▶

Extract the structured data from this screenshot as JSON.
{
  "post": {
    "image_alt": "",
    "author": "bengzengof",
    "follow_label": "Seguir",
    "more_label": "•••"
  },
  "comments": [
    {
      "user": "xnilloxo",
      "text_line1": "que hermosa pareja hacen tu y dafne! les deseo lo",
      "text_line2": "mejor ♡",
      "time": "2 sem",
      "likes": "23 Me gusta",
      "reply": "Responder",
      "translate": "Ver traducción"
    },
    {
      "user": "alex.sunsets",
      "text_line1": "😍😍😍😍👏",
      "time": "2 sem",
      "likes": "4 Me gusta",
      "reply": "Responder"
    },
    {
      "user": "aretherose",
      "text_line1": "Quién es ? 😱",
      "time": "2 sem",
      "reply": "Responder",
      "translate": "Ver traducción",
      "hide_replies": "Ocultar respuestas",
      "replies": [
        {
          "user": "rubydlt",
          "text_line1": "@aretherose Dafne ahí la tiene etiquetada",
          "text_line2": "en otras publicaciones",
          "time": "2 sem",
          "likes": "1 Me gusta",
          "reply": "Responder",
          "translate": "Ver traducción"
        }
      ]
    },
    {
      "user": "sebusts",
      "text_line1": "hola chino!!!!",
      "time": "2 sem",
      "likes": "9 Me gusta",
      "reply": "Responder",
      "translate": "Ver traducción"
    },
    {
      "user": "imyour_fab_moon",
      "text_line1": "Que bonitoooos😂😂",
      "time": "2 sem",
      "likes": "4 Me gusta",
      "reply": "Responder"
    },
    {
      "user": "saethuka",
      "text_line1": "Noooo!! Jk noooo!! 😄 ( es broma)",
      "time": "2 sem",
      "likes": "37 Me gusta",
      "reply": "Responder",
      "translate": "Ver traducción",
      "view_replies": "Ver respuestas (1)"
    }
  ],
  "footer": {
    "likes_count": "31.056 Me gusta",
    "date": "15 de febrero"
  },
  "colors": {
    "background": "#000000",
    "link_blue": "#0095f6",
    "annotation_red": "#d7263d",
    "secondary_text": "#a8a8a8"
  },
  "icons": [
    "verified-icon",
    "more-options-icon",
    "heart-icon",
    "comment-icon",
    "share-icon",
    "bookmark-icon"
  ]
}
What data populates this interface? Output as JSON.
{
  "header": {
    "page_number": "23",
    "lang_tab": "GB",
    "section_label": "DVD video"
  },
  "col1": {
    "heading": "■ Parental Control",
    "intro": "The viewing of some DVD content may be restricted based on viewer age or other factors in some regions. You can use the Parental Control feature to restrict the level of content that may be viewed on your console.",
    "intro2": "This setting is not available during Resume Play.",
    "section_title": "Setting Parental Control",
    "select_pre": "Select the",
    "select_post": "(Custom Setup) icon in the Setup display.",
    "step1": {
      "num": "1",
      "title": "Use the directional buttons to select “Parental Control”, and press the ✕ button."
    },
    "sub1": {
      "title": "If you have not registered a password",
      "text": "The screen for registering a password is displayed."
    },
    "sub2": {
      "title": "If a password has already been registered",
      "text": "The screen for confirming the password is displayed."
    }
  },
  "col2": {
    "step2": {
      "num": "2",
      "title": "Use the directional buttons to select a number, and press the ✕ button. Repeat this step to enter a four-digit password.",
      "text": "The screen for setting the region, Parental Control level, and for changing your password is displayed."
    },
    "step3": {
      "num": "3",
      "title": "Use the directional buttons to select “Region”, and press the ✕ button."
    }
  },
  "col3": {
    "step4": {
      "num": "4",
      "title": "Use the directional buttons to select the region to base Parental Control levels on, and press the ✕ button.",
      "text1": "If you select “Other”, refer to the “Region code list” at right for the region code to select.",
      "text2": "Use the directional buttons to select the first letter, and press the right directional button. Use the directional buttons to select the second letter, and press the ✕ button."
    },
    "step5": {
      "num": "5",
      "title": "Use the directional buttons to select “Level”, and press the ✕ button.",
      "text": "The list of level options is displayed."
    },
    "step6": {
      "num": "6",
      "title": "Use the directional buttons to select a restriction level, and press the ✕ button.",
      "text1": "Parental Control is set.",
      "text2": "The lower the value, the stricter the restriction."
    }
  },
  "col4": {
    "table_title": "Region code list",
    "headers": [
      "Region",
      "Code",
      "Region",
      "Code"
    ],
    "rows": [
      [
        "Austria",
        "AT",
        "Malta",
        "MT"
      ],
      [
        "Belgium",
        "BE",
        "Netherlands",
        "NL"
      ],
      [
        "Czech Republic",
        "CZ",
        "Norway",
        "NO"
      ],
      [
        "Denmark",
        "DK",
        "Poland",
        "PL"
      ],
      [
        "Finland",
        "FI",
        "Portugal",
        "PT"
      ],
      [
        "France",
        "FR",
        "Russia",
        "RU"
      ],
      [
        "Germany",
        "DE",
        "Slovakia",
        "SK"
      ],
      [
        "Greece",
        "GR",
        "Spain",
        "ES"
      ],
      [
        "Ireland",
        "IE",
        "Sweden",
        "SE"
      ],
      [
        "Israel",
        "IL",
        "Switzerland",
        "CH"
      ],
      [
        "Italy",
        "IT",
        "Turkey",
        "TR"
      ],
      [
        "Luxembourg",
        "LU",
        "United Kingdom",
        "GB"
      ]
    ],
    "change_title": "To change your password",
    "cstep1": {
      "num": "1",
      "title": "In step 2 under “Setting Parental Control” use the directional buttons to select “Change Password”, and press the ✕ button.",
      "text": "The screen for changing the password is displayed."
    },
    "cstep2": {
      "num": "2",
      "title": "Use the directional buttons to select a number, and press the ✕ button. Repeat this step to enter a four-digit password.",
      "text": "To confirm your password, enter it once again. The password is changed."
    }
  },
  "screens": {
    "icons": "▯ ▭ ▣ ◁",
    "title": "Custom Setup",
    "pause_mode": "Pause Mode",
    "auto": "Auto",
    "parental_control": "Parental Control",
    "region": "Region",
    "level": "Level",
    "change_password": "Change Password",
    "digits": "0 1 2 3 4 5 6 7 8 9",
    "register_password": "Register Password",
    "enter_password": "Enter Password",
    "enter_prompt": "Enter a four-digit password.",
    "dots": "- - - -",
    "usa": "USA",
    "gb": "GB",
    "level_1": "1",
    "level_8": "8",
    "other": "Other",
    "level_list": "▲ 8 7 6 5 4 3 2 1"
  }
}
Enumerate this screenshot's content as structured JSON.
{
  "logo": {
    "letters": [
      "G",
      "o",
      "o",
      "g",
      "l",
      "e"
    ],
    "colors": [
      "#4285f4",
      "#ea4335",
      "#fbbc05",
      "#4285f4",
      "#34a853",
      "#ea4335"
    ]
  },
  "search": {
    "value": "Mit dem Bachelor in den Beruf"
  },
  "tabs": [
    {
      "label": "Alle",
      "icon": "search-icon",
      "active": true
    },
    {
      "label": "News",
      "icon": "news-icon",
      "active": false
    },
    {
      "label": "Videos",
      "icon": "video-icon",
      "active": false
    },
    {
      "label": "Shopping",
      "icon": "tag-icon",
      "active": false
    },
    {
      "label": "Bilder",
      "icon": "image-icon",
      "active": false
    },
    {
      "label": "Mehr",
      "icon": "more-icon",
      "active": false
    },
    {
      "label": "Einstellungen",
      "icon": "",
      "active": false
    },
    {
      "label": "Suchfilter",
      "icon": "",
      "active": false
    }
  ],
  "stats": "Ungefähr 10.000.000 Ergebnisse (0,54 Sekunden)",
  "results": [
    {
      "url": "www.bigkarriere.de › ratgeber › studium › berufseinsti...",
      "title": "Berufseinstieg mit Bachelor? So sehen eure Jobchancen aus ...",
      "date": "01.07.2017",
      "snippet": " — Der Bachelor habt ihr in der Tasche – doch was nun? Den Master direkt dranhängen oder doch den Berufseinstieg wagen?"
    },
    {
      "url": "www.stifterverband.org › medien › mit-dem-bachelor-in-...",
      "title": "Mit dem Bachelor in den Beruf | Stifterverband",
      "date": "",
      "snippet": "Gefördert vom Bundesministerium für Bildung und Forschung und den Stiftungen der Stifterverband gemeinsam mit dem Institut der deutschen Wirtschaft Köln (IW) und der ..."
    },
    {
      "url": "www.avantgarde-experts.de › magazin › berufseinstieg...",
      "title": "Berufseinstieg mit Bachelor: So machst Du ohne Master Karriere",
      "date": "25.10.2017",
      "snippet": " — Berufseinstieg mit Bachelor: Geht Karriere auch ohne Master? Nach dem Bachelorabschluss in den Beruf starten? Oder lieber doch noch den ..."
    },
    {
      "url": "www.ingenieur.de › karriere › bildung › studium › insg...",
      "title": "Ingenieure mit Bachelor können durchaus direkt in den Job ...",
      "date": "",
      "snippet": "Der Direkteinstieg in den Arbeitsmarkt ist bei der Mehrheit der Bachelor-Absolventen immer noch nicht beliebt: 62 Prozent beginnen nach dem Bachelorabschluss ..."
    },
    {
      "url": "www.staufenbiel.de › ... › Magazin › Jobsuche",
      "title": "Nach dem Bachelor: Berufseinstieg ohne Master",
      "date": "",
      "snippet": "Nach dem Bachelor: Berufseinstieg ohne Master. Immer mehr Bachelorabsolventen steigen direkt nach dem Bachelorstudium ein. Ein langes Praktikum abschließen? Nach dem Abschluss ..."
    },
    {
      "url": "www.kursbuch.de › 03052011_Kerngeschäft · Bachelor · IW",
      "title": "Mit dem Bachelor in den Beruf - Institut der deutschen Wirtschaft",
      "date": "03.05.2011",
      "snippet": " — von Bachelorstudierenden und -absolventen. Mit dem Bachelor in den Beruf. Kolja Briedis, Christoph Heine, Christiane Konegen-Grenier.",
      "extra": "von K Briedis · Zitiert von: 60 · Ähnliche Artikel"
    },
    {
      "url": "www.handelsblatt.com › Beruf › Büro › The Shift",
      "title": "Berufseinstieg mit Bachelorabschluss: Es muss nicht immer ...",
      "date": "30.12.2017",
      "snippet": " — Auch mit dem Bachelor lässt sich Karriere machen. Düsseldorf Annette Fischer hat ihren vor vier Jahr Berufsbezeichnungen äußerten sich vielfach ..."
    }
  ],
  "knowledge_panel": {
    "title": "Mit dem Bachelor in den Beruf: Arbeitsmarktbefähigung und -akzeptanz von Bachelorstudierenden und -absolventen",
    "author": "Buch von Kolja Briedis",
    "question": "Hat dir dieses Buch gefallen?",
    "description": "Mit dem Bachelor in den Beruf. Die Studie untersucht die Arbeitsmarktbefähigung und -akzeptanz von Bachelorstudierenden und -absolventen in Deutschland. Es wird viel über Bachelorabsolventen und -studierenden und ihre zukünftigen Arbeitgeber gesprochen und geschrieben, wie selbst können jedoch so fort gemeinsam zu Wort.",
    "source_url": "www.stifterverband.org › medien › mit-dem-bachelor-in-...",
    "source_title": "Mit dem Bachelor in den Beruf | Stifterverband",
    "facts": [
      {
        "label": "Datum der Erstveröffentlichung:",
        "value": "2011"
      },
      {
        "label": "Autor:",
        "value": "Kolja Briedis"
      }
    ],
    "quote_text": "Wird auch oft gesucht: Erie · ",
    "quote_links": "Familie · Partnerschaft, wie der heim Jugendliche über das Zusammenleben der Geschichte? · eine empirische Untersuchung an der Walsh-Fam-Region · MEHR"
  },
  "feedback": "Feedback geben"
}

◀

### The task
Report only how many lines in the records contain the word "displayed".

### Right answer
5